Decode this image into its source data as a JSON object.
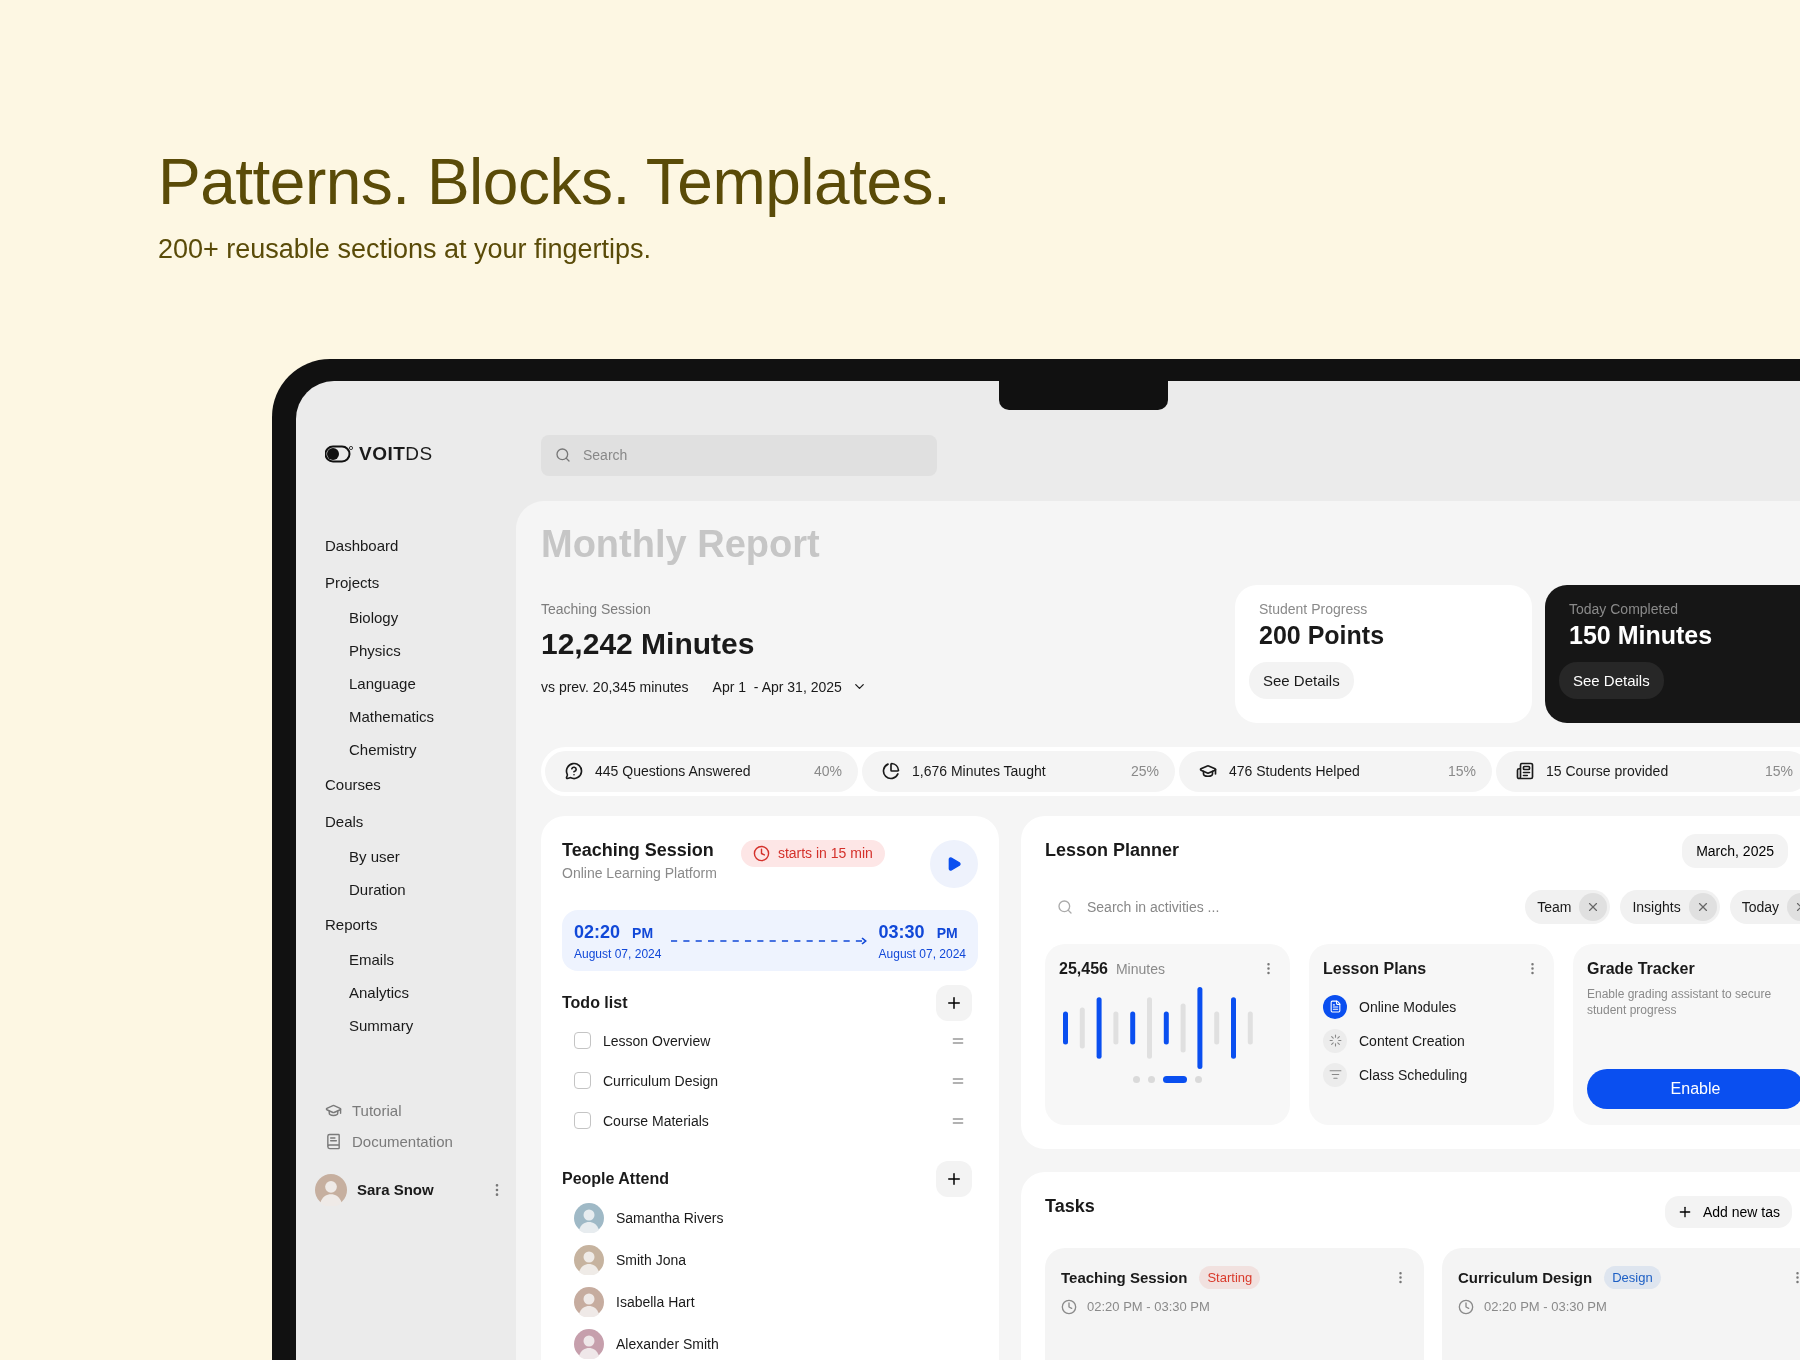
{
  "hero": {
    "title": "Patterns. Blocks. Templates.",
    "subtitle": "200+ reusable sections at your fingertips."
  },
  "logo": {
    "strong": "VOIT",
    "light": "DS"
  },
  "search": {
    "placeholder": "Search"
  },
  "sidebar": {
    "items": [
      {
        "label": "Dashboard"
      },
      {
        "label": "Projects",
        "children": [
          {
            "label": "Biology"
          },
          {
            "label": "Physics"
          },
          {
            "label": "Language"
          },
          {
            "label": "Mathematics"
          },
          {
            "label": "Chemistry"
          }
        ]
      },
      {
        "label": "Courses"
      },
      {
        "label": "Deals",
        "children": [
          {
            "label": "By user"
          },
          {
            "label": "Duration"
          }
        ]
      },
      {
        "label": "Reports",
        "children": [
          {
            "label": "Emails"
          },
          {
            "label": "Analytics"
          },
          {
            "label": "Summary"
          }
        ]
      }
    ],
    "footer": [
      {
        "label": "Tutorial",
        "kind": "tutorial"
      },
      {
        "label": "Documentation",
        "kind": "docs"
      }
    ],
    "user": {
      "name": "Sara Snow"
    }
  },
  "report": {
    "title": "Monthly Report",
    "label": "Teaching Session",
    "value": "12,242 Minutes",
    "comparison": "vs prev. 20,345 minutes",
    "range": "Apr 1  - Apr 31, 2025"
  },
  "summary_cards": [
    {
      "kind": "light",
      "label": "Student Progress",
      "value": "200 Points",
      "button": "See Details"
    },
    {
      "kind": "dark",
      "label": "Today Completed",
      "value": "150 Minutes",
      "button": "See Details"
    }
  ],
  "stats": [
    {
      "kind": "questions",
      "label": "445 Questions Answered",
      "percent": "40%"
    },
    {
      "kind": "minutes",
      "label": "1,676 Minutes Taught",
      "percent": "25%"
    },
    {
      "kind": "students",
      "label": "476 Students Helped",
      "percent": "15%"
    },
    {
      "kind": "courses",
      "label": "15 Course provided",
      "percent": "15%"
    }
  ],
  "session": {
    "title": "Teaching Session",
    "subtitle": "Online Learning Platform",
    "badge": "starts in 15 min",
    "start": {
      "time": "02:20",
      "period": "PM",
      "date": "August 07, 2024"
    },
    "end": {
      "time": "03:30",
      "period": "PM",
      "date": "August 07, 2024"
    },
    "todo": {
      "title": "Todo list",
      "items": [
        {
          "label": "Lesson Overview",
          "checked": false
        },
        {
          "label": "Curriculum Design",
          "checked": false
        },
        {
          "label": "Course Materials",
          "checked": false
        }
      ]
    },
    "people": {
      "title": "People Attend",
      "items": [
        {
          "name": "Samantha Rivers"
        },
        {
          "name": "Smith Jona"
        },
        {
          "name": "Isabella Hart"
        },
        {
          "name": "Alexander Smith"
        }
      ]
    }
  },
  "planner": {
    "title": "Lesson Planner",
    "month": "March, 2025",
    "search": {
      "placeholder": "Search in activities ..."
    },
    "filters": [
      {
        "label": "Team"
      },
      {
        "label": "Insights"
      },
      {
        "label": "Today"
      }
    ],
    "minutes": {
      "value": "25,456",
      "unit": "Minutes",
      "pages": [
        {
          "selected": false
        },
        {
          "selected": false
        },
        {
          "selected": true
        },
        {
          "selected": false
        }
      ]
    },
    "plans": {
      "title": "Lesson Plans",
      "items": [
        {
          "kind": "modules",
          "label": "Online Modules",
          "selected": true
        },
        {
          "kind": "content",
          "label": "Content Creation",
          "selected": false
        },
        {
          "kind": "schedule",
          "label": "Class Scheduling",
          "selected": false
        }
      ]
    },
    "grade": {
      "title": "Grade Tracker",
      "description": "Enable grading assistant to secure student progress",
      "button": "Enable"
    }
  },
  "tasks": {
    "title": "Tasks",
    "add": "Add new tas",
    "items": [
      {
        "title": "Teaching Session",
        "tag": "Starting",
        "color": "#d93a2b",
        "time": "02:20 PM - 03:30 PM"
      },
      {
        "title": "Curriculum Design",
        "tag": "Design",
        "color": "#1d5fc4",
        "time": "02:20 PM - 03:30 PM"
      }
    ]
  }
}
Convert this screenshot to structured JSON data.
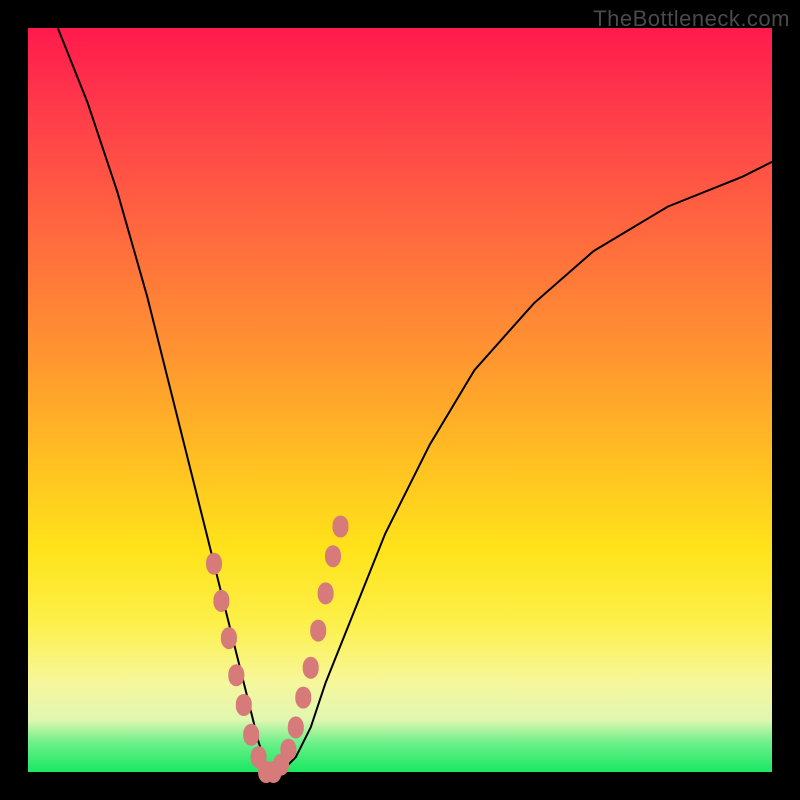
{
  "watermark": "TheBottleneck.com",
  "colors": {
    "background": "#000000",
    "curve": "#000000",
    "marker": "#d77a7a"
  },
  "chart_data": {
    "type": "line",
    "title": "",
    "xlabel": "",
    "ylabel": "",
    "xlim": [
      0,
      100
    ],
    "ylim": [
      0,
      100
    ],
    "grid": false,
    "series": [
      {
        "name": "bottleneck-curve",
        "x": [
          4,
          8,
          12,
          16,
          20,
          22,
          24,
          26,
          28,
          30,
          31,
          32,
          33,
          34,
          36,
          38,
          40,
          44,
          48,
          54,
          60,
          68,
          76,
          86,
          96,
          100
        ],
        "y": [
          100,
          90,
          78,
          64,
          48,
          40,
          32,
          24,
          16,
          8,
          4,
          1,
          0,
          0,
          2,
          6,
          12,
          22,
          32,
          44,
          54,
          63,
          70,
          76,
          80,
          82
        ]
      }
    ],
    "markers": {
      "name": "highlight-points",
      "x": [
        25,
        26,
        27,
        28,
        29,
        30,
        31,
        32,
        33,
        34,
        35,
        36,
        37,
        38,
        39,
        40,
        41,
        42
      ],
      "y": [
        28,
        23,
        18,
        13,
        9,
        5,
        2,
        0,
        0,
        1,
        3,
        6,
        10,
        14,
        19,
        24,
        29,
        33
      ]
    }
  }
}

---

Set task -> Looking at the entries above, how many lines contain the word "placeholder"? Answer with the number alone.

Answer below -> 2